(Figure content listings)

-=-=-=-=-

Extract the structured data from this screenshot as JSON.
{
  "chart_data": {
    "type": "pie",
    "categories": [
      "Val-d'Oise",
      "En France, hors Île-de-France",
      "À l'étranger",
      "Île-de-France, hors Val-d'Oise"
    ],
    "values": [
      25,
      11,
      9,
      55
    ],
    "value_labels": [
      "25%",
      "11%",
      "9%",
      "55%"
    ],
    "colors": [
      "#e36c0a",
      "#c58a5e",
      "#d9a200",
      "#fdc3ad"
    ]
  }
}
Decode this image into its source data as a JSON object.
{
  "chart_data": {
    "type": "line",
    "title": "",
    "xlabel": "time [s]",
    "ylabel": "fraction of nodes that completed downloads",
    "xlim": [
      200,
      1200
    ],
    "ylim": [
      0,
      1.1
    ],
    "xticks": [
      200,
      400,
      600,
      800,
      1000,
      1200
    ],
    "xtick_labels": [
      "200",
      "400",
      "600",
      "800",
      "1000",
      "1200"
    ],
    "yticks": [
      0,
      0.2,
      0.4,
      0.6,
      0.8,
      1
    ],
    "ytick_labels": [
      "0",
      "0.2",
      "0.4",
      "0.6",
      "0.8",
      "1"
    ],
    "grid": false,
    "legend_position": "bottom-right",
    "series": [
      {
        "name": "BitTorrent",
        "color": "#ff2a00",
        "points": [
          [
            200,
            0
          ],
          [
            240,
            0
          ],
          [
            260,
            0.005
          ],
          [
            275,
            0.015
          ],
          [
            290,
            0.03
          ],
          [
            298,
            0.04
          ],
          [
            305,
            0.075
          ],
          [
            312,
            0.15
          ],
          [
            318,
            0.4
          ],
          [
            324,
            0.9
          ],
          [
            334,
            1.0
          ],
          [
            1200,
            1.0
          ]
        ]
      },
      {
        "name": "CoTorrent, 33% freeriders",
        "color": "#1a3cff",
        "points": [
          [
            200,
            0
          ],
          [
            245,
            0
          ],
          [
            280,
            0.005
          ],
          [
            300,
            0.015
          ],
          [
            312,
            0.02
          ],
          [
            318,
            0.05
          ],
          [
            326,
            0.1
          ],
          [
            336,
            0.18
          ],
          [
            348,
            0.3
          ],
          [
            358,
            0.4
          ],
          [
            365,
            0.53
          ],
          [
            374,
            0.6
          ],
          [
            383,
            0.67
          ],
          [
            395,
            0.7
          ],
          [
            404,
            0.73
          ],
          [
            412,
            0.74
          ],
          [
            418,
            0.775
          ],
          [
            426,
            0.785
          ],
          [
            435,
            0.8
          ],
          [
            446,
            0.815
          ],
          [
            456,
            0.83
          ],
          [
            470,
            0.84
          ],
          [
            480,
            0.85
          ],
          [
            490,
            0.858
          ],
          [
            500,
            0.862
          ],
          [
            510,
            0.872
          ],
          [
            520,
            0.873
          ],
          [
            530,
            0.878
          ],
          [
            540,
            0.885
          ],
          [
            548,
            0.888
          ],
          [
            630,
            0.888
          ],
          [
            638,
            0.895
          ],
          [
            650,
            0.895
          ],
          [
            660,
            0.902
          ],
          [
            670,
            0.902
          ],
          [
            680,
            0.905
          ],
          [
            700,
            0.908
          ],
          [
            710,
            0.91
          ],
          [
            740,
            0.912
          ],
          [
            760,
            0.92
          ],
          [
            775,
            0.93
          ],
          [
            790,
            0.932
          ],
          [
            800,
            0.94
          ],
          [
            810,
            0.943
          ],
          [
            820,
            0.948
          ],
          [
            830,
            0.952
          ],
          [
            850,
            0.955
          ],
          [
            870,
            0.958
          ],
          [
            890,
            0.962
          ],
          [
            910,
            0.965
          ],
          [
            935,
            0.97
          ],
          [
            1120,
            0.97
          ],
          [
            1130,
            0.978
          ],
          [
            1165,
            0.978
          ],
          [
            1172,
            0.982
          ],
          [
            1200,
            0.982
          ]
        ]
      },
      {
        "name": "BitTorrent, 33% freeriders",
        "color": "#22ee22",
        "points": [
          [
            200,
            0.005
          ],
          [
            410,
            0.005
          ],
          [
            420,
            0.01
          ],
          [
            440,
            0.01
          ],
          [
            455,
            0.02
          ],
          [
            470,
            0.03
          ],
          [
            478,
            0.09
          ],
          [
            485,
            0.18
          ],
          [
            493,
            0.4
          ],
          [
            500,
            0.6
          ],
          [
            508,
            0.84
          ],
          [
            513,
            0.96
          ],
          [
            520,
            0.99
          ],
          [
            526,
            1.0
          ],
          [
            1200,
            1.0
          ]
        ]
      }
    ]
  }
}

-=-=-=-=-

TASK TO CARRY OUT - Locate all lines that include the word "this" and copy them out.

RESULT -
Extract the structured data from this screenshot as JSON.
Decode this image into its source data as a JSON object.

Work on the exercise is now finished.